KORUS, as the deal is known, has been a boon for South Korea and its U.S. goods trade surplus has surged to $28 billion.

"The standards in KORUS are good. The problem is that the South Korean economy is very weak," said Derek Scissors, resident scholar and Asian trade expert at the American Enterprise Institute. "Even if we renegotiate it, we're not going to get a surge in exports because they're just not growing that fast."

Meanwhile, the U.S. economy is strengthening, supporting consumer demand for imported goods, including cars and electronics from South Korea.

One sector for which the trade deal has not gone horribly is U.S. beef, where exports have risen steadily to overtake Australia as the top foreign supplier to South Korea in February. American beef had been shunned by South Korean consumers after a 2003 incident of "mad cow" disease and was often sold cheaper than Australian beef in Korean hypermarkets like Costco (NASDAQ:COST).

SOURCE INFORMATION:
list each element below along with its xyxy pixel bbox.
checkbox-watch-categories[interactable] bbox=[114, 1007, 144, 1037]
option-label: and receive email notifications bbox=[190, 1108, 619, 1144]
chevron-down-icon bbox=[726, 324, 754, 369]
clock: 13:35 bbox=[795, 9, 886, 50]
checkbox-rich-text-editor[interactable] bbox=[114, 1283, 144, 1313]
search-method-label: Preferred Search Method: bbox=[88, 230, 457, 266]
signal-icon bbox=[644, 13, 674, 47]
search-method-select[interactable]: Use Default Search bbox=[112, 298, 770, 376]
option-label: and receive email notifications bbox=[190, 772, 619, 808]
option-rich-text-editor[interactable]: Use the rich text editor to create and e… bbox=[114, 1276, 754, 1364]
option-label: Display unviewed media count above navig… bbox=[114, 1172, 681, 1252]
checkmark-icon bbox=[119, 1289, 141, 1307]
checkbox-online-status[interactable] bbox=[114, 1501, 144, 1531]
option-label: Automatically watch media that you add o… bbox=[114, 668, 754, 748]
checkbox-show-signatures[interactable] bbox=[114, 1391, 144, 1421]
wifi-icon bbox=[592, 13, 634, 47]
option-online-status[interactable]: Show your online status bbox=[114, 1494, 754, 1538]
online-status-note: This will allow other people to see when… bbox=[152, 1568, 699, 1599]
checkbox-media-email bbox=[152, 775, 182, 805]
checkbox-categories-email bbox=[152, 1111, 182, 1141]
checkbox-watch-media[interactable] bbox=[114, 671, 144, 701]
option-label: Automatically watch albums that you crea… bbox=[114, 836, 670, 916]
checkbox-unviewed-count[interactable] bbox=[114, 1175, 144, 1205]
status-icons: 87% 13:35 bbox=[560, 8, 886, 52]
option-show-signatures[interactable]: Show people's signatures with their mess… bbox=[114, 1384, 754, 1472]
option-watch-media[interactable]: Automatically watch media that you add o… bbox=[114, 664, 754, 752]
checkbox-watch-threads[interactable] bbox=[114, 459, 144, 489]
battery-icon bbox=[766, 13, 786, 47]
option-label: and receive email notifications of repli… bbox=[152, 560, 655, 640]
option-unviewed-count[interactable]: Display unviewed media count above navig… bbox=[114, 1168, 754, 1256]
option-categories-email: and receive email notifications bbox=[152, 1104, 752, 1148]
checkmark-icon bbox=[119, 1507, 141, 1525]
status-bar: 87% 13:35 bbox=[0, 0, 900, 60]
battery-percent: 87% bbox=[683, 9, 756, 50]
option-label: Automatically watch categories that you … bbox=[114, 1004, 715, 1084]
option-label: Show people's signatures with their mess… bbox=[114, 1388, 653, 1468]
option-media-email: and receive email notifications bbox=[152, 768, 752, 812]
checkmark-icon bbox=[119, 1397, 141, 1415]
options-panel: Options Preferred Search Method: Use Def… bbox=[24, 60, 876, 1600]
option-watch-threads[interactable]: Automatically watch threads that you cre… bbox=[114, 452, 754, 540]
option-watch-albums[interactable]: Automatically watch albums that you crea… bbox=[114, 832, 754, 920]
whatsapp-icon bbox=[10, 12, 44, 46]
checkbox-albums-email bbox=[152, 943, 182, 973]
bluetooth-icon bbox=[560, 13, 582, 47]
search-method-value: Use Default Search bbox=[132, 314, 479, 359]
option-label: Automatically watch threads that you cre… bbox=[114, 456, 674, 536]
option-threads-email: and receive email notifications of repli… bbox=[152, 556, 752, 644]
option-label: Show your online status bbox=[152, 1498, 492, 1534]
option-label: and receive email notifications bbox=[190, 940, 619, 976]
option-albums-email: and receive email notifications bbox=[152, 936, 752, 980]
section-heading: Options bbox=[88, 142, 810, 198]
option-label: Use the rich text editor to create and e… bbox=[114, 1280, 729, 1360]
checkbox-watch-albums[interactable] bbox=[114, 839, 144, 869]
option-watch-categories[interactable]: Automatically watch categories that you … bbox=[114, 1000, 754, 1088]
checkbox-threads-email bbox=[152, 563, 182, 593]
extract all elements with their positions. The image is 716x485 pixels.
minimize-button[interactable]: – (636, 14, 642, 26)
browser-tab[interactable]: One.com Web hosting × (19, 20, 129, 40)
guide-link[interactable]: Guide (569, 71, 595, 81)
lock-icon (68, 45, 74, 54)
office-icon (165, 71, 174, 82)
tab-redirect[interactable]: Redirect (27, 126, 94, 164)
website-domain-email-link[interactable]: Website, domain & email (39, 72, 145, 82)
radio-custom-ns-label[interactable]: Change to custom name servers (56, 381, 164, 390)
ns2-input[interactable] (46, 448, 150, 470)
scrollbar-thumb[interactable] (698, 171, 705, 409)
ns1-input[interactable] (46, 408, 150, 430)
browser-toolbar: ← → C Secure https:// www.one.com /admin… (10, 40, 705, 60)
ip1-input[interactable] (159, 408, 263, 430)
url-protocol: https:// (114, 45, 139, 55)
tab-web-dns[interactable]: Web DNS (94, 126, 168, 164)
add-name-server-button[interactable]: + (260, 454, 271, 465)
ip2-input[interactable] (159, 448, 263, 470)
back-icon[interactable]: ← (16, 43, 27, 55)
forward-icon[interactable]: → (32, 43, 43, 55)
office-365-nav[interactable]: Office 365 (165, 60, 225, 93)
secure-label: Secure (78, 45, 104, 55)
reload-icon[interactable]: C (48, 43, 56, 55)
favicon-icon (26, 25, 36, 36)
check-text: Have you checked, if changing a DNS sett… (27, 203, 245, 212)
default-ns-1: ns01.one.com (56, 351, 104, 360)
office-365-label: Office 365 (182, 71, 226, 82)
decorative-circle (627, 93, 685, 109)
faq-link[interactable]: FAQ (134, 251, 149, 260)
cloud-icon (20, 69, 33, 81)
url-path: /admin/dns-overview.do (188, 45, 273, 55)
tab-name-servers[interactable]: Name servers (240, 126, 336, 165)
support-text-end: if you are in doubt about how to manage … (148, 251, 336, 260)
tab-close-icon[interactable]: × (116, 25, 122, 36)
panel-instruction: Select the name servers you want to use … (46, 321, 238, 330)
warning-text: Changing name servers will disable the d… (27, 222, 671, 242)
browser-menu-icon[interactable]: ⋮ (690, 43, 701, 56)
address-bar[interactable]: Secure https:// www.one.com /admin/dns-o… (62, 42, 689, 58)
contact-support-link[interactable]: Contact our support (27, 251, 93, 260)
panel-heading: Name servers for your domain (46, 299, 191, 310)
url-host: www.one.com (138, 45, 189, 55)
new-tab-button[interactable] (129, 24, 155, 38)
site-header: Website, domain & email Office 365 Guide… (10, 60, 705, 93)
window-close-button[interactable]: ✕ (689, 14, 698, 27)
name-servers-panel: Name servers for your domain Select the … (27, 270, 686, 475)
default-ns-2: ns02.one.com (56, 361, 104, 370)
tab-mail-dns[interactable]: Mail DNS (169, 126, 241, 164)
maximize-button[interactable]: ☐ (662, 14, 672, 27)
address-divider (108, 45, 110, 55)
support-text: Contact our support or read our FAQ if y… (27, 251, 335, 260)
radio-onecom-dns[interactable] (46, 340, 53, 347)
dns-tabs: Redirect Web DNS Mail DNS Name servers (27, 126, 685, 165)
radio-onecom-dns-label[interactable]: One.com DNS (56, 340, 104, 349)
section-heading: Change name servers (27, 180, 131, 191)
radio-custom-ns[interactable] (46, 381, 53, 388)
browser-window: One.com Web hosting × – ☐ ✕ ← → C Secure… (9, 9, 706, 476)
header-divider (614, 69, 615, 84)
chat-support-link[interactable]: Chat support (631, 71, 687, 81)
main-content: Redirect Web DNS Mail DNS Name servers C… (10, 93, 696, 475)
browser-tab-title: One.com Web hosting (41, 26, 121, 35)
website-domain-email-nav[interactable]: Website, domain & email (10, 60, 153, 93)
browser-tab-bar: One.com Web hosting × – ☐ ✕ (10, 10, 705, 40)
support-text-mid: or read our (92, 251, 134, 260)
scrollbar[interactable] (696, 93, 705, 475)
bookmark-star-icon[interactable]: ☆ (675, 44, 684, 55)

YOUR INSTRUCTIONS: Reproduce the KORUS trade passage word for word, from its first sentence to its last.

TASK RESPONSE:
KORUS, as the deal is known, has been a boon for South Korea and its U.S. goods trade surplus has surged to $28 billion.

"The standards in KORUS are good. The problem is that the South Korean economy is very weak," said Derek Scissors, resident scholar and Asian trade expert at the American Enterprise Institute. "Even if we renegotiate it, we're not going to get a surge in exports because they're just not growing that fast."

Meanwhile, the U.S. economy is strengthening, supporting consumer demand for imported goods, including cars and electronics from South Korea.

One sector for which the trade deal has not gone horribly is U.S. beef, where exports have risen steadily to overtake Australia as the top foreign supplier to South Korea in February. American beef had been shunned by South Korean consumers after a 2003 incident of "mad cow" disease and was often sold cheaper than Australian beef in Korean hypermarkets like Costco (NASDAQ:COST).